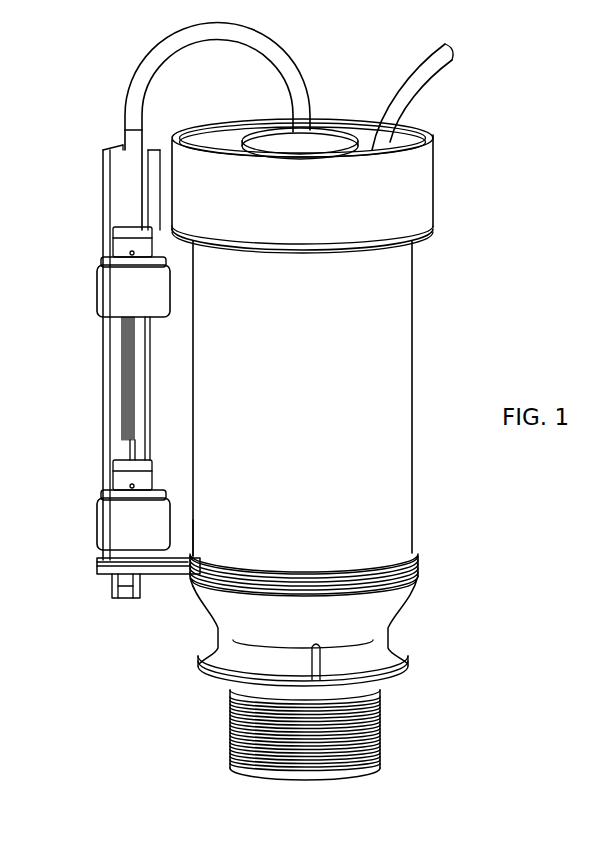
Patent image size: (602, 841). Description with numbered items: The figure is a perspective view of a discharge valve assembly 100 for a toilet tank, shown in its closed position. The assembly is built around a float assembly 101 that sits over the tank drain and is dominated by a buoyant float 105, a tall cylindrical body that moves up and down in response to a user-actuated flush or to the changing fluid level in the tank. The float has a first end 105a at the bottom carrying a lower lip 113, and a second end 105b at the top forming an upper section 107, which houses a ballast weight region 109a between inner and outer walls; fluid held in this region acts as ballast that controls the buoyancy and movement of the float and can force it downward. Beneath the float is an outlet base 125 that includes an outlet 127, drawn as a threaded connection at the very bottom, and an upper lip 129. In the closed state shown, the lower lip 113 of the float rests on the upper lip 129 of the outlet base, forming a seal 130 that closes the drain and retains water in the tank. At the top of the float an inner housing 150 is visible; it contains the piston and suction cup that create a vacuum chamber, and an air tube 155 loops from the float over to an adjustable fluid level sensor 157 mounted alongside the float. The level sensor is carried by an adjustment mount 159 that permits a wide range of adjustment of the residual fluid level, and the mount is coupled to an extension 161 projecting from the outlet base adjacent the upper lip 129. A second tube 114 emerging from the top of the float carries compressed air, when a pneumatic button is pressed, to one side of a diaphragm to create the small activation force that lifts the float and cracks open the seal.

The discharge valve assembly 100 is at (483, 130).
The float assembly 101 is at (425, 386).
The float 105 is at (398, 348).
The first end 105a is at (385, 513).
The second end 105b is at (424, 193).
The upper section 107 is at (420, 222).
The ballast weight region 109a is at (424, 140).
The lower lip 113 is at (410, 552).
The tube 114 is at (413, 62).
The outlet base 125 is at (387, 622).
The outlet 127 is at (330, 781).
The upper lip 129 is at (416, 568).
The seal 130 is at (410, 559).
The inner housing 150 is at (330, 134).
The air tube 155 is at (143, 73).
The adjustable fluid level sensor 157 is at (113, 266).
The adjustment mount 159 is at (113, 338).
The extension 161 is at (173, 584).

= = = = = = =

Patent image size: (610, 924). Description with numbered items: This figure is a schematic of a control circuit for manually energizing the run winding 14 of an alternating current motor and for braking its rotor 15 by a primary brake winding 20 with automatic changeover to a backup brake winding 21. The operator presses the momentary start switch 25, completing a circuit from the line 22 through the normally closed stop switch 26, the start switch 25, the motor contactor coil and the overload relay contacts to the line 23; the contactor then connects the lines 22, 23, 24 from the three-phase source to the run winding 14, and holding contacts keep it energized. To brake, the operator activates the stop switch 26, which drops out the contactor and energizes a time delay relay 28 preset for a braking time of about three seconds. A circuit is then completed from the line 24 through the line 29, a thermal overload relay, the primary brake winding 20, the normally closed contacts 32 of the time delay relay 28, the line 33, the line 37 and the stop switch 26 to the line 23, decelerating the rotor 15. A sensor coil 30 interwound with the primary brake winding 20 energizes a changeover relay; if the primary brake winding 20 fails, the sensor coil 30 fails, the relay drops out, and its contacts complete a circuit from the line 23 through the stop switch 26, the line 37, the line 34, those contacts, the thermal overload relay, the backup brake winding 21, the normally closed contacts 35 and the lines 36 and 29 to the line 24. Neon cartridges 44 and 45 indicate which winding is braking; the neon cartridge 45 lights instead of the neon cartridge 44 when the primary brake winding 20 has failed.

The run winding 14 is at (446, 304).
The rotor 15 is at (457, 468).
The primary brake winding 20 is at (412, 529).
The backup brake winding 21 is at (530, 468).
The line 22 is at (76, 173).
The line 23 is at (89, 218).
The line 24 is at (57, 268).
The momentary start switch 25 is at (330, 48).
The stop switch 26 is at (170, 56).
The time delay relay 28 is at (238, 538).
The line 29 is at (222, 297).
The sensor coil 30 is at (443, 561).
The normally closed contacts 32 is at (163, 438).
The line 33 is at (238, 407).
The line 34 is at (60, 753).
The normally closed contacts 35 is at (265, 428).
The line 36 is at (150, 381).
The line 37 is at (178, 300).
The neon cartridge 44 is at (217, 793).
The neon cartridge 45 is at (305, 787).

= = = = = = =

● Task objective
Rewrite the data beginning at the line that contains "Patent image size: (610, 924)." and stopping after the line that contains "The rotor 15 is at (457, 468).", replacing "schematic" with "diagram" and leaving everything else unchanged.

● The solution
Patent image size: (610, 924). Description with numbered items: This figure is a diagram of a control circuit for manually energizing the run winding 14 of an alternating current motor and for braking its rotor 15 by a primary brake winding 20 with automatic changeover to a backup brake winding 21. The operator presses the momentary start switch 25, completing a circuit from the line 22 through the normally closed stop switch 26, the start switch 25, the motor contactor coil and the overload relay contacts to the line 23; the contactor then connects the lines 22, 23, 24 from the three-phase source to the run winding 14, and holding contacts keep it energized. To brake, the operator activates the stop switch 26, which drops out the contactor and energizes a time delay relay 28 preset for a braking time of about three seconds. A circuit is then completed from the line 24 through the line 29, a thermal overload relay, the primary brake winding 20, the normally closed contacts 32 of the time delay relay 28, the line 33, the line 37 and the stop switch 26 to the line 23, decelerating the rotor 15. A sensor coil 30 interwound with the primary brake winding 20 energizes a changeover relay; if the primary brake winding 20 fails, the sensor coil 30 fails, the relay drops out, and its contacts complete a circuit from the line 23 through the stop switch 26, the line 37, the line 34, those contacts, the thermal overload relay, the backup brake winding 21, the normally closed contacts 35 and the lines 36 and 29 to the line 24. Neon cartridges 44 and 45 indicate which winding is braking; the neon cartridge 45 lights instead of the neon cartridge 44 when the primary brake winding 20 has failed.

The run winding 14 is at (446, 304).
The rotor 15 is at (457, 468).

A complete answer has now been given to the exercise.